* _Your task_:
Report each line of the data that includes the word "repeat".

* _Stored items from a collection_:
______________________________
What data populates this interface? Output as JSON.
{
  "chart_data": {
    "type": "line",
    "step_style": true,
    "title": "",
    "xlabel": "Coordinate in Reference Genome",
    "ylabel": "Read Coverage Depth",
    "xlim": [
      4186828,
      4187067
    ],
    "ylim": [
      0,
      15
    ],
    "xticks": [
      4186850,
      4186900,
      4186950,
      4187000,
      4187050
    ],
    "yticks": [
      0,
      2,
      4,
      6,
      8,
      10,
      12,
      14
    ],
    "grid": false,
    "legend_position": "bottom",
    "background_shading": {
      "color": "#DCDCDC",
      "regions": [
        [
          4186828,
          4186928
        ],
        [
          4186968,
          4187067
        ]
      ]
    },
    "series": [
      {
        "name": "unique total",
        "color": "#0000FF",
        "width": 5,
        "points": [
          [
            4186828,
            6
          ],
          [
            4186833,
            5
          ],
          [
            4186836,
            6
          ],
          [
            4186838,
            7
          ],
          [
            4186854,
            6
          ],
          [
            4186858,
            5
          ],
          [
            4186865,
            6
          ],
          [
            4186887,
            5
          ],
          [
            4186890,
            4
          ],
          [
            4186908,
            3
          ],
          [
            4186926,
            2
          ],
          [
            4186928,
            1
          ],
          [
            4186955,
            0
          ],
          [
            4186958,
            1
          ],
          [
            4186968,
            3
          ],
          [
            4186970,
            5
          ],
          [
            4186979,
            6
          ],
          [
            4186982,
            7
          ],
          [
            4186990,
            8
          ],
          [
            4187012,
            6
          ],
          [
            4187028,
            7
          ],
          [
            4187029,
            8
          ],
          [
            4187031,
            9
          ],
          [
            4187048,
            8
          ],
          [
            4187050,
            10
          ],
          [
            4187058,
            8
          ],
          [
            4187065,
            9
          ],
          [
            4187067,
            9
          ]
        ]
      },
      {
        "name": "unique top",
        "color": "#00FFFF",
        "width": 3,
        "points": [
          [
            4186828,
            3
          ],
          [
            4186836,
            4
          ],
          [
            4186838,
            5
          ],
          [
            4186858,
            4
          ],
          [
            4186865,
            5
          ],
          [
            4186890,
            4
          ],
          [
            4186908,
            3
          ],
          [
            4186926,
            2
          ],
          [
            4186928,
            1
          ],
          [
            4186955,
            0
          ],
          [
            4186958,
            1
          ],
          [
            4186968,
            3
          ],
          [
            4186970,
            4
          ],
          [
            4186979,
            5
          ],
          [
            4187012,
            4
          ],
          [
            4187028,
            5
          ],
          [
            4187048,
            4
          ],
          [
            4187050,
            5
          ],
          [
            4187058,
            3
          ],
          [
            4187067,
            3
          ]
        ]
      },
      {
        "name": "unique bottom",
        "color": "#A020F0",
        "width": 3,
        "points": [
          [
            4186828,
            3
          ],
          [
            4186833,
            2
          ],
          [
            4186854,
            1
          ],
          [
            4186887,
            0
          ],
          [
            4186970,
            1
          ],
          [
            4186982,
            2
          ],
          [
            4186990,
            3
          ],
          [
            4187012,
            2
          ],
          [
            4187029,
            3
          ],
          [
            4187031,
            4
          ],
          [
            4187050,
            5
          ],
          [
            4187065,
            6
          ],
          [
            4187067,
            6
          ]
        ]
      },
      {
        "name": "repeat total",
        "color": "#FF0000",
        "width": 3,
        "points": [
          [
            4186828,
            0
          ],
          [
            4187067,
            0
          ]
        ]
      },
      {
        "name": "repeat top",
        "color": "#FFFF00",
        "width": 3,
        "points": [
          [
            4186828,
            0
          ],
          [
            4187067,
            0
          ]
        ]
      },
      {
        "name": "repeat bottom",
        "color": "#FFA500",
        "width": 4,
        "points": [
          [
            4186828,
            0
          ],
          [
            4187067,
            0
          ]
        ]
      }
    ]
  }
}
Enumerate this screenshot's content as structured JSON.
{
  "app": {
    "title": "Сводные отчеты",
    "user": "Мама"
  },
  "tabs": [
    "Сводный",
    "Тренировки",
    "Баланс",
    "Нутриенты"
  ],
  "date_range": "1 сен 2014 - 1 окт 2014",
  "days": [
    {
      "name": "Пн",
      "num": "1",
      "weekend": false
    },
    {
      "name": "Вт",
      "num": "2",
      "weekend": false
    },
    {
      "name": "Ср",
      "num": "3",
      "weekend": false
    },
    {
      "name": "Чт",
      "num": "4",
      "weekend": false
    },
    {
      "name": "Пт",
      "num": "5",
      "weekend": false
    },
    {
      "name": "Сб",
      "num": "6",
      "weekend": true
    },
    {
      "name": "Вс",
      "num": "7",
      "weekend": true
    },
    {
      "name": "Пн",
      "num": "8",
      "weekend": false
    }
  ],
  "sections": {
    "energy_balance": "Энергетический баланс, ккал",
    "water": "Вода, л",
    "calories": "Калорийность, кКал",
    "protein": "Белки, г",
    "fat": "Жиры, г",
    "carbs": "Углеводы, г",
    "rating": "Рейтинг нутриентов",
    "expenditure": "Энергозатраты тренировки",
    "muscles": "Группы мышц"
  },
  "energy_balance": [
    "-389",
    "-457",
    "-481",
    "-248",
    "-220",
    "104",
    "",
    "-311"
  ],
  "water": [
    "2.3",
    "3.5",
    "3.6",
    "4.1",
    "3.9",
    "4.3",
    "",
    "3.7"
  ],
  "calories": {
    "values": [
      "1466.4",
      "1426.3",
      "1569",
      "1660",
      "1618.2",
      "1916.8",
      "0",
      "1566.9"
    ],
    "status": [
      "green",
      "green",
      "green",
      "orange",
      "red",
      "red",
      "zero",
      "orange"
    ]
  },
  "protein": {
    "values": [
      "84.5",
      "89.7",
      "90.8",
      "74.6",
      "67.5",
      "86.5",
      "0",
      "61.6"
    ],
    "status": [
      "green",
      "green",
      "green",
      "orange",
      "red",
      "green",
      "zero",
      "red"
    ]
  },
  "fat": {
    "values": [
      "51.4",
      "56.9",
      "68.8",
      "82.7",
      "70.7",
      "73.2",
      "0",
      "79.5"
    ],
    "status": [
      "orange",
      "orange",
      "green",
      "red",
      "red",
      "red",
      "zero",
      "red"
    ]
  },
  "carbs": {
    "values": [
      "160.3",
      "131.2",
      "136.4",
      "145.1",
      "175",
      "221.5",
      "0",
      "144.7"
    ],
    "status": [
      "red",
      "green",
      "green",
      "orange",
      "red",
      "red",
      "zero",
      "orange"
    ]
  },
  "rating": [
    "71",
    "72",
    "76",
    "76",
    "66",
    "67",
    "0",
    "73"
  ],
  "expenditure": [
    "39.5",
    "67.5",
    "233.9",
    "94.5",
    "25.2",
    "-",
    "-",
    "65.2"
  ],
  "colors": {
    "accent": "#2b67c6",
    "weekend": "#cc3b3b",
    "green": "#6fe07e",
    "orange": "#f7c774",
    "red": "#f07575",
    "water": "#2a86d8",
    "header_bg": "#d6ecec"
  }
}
______________________________
* _Exercise response_:
        "name": "repeat total",
        "name": "repeat top",
        "name": "repeat bottom",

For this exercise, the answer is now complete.